_Task statement:_ Select the lines that contain "oppose" and copy each of them.

_Entries shown:_
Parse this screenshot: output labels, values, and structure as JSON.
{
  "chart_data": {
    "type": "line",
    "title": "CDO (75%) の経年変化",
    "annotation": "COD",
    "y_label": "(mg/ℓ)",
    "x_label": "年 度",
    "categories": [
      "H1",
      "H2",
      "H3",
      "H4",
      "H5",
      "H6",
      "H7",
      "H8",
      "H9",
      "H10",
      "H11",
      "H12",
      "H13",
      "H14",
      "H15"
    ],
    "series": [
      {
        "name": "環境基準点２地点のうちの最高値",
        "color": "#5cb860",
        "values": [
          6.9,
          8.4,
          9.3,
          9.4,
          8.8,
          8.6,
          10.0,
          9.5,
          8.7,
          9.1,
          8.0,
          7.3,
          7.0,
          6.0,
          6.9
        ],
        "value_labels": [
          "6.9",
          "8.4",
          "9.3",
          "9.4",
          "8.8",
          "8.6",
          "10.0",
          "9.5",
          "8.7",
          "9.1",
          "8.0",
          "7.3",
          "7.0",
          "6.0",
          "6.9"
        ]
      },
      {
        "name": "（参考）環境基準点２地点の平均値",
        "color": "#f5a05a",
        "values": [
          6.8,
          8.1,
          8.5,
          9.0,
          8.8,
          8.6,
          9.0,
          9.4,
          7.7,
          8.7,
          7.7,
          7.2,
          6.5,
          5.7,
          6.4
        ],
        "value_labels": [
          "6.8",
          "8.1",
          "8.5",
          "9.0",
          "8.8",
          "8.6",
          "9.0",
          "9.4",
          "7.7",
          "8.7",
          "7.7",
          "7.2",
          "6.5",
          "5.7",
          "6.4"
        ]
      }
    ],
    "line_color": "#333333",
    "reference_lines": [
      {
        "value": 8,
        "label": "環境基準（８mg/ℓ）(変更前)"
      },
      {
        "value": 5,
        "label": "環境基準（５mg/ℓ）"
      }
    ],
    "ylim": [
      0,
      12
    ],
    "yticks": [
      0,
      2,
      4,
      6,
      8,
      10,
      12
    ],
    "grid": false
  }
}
---
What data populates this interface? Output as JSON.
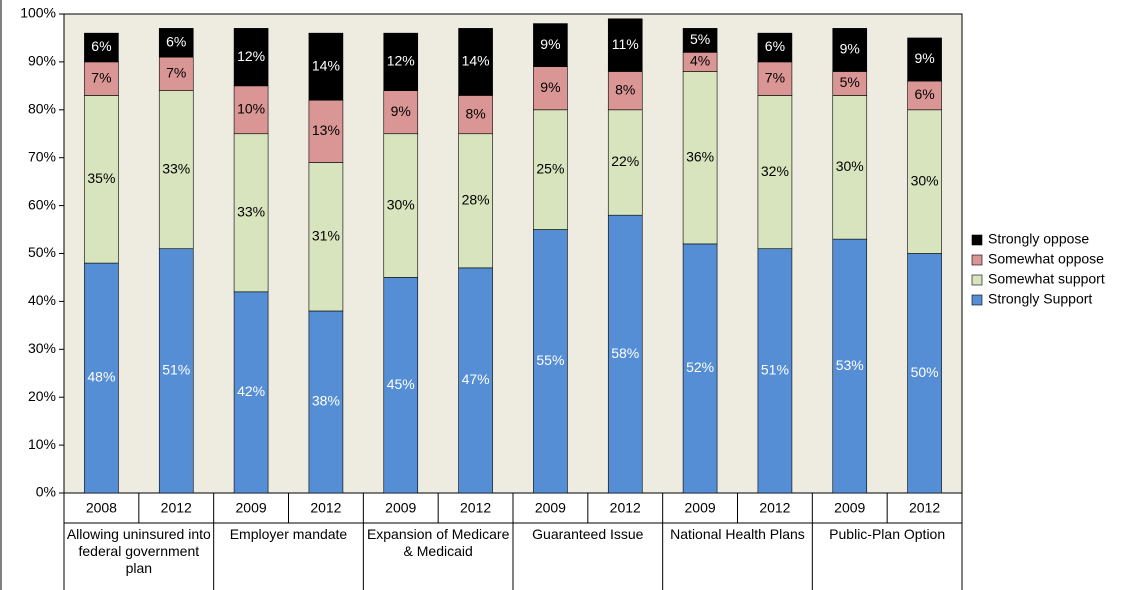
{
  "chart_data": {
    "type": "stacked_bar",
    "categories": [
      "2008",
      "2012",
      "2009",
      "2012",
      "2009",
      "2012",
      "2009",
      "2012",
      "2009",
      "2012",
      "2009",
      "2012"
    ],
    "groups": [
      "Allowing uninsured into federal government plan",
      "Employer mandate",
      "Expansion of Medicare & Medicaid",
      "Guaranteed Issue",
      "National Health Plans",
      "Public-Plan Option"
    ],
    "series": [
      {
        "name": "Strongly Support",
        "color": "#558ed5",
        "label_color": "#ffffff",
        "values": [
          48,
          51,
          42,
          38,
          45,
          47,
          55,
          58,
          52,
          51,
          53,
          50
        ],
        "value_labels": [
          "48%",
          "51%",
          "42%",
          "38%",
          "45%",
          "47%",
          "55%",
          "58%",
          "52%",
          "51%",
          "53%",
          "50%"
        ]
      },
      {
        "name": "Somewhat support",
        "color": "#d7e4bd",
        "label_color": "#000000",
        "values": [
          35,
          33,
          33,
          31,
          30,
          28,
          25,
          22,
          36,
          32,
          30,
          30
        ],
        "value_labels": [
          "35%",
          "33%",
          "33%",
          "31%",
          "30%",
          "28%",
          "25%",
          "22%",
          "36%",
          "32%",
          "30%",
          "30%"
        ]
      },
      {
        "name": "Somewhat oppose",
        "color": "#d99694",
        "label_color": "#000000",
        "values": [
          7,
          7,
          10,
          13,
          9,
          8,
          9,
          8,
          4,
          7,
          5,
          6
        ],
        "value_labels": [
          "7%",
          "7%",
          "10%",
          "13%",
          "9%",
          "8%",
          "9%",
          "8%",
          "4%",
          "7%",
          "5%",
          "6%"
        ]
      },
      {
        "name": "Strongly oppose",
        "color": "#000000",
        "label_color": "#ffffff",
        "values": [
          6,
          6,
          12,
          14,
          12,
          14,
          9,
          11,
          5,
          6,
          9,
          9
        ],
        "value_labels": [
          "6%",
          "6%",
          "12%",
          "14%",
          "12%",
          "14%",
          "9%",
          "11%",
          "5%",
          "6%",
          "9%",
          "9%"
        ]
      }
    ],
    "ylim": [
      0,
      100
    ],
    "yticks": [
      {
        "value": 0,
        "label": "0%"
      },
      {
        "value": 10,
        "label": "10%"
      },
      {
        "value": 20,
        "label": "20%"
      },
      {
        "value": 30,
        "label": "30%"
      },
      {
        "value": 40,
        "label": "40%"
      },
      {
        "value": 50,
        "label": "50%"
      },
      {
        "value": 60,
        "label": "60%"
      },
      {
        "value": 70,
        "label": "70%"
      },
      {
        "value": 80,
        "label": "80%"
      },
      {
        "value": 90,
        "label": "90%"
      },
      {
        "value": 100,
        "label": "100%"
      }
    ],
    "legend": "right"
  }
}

_Response below:_
        "name": "Somewhat oppose",
        "name": "Strongly oppose",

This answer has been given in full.